• _To be done_
Leave out the pictures and repeat the data exactly.

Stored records

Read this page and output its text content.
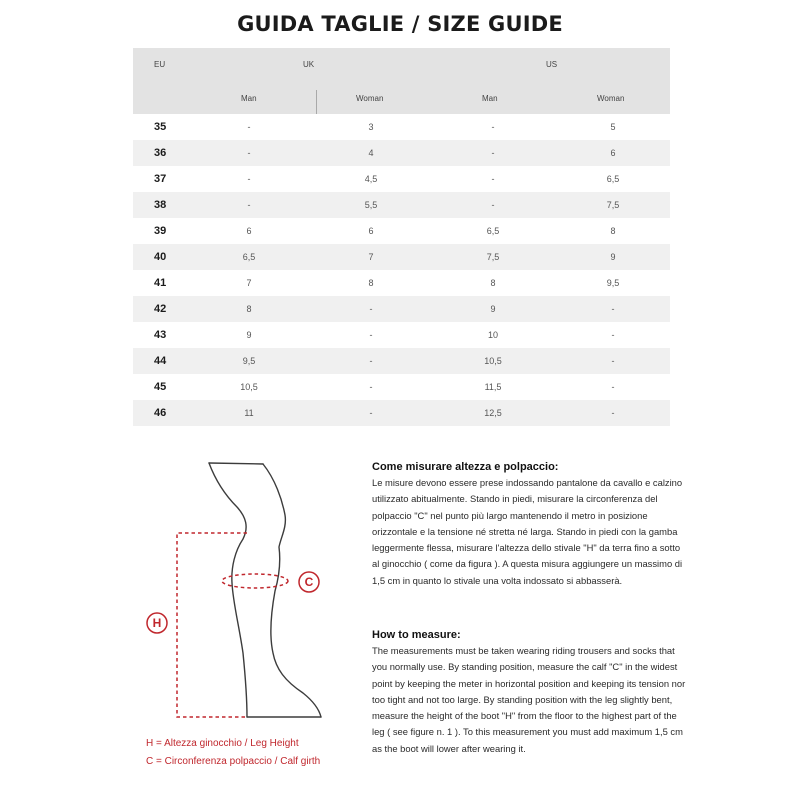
GUIDA TAGLIE / SIZE GUIDE
EU	UK	US
Man	Woman	Man	Woman
35	-	3	-	5
36	-	4	-	6
37	-	4,5	-	6,5
38	-	5,5	-	7,5
39	6	6	6,5	8
40	6,5	7	7,5	9
41	7	8	8	9,5
42	8	-	9	-
43	9	-	10	-
44	9,5	-	10,5	-
45	10,5	-	11,5	-
46	11	-	12,5	-
H
C
H = Altezza ginocchio / Leg Height
C = Circonferenza polpaccio / Calf girth
Come misurare altezza e polpaccio:

Le misure devono essere prese indossando pantalone da cavallo e calzino utilizzato abitualmente. Stando in piedi, misurare la circonferenza del polpaccio "C" nel punto più largo mantenendo il metro in posizione orizzontale e la tensione né stretta né larga. Stando in piedi con la gamba leggermente flessa, misurare l'altezza dello stivale "H" da terra fino a sotto al ginocchio ( come da figura ). A questa misura aggiungere un massimo di 1,5 cm in quanto lo stivale una volta indossato si abbasserà.

How to measure:

The measurements must be taken wearing riding trousers and socks that you normally use. By standing position, measure the calf "C" in the widest point by keeping the meter in horizontal position and keeping its tension nor too tight and not too large. By standing position with the leg slightly bent, measure the height of the boot "H" from the floor to the highest part of the leg ( see figure n. 1 ). To this measurement you must add maximum 1,5 cm as the boot will lower after wearing it.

• _Solution below_
Read this page and output its text content.
GUIDA TAGLIE / SIZE GUIDE
EU	UK	US
Man	Woman	Man	Woman
35	-	3	-	5
36	-	4	-	6
37	-	4,5	-	6,5
38	-	5,5	-	7,5
39	6	6	6,5	8
40	6,5	7	7,5	9
41	7	8	8	9,5
42	8	-	9	-
43	9	-	10	-
44	9,5	-	10,5	-
45	10,5	-	11,5	-
46	11	-	12,5	-
H
C
H = Altezza ginocchio / Leg Height
C = Circonferenza polpaccio / Calf girth
Come misurare altezza e polpaccio:

Le misure devono essere prese indossando pantalone da cavallo e calzino utilizzato abitualmente. Stando in piedi, misurare la circonferenza del polpaccio "C" nel punto più largo mantenendo il metro in posizione orizzontale e la tensione né stretta né larga. Stando in piedi con la gamba leggermente flessa, misurare l'altezza dello stivale "H" da terra fino a sotto al ginocchio ( come da figura ). A questa misura aggiungere un massimo di 1,5 cm in quanto lo stivale una volta indossato si abbasserà.

How to measure:

The measurements must be taken wearing riding trousers and socks that you normally use. By standing position, measure the calf "C" in the widest point by keeping the meter in horizontal position and keeping its tension nor too tight and not too large. By standing position with the leg slightly bent, measure the height of the boot "H" from the floor to the highest part of the leg ( see figure n. 1 ). To this measurement you must add maximum 1,5 cm as the boot will lower after wearing it.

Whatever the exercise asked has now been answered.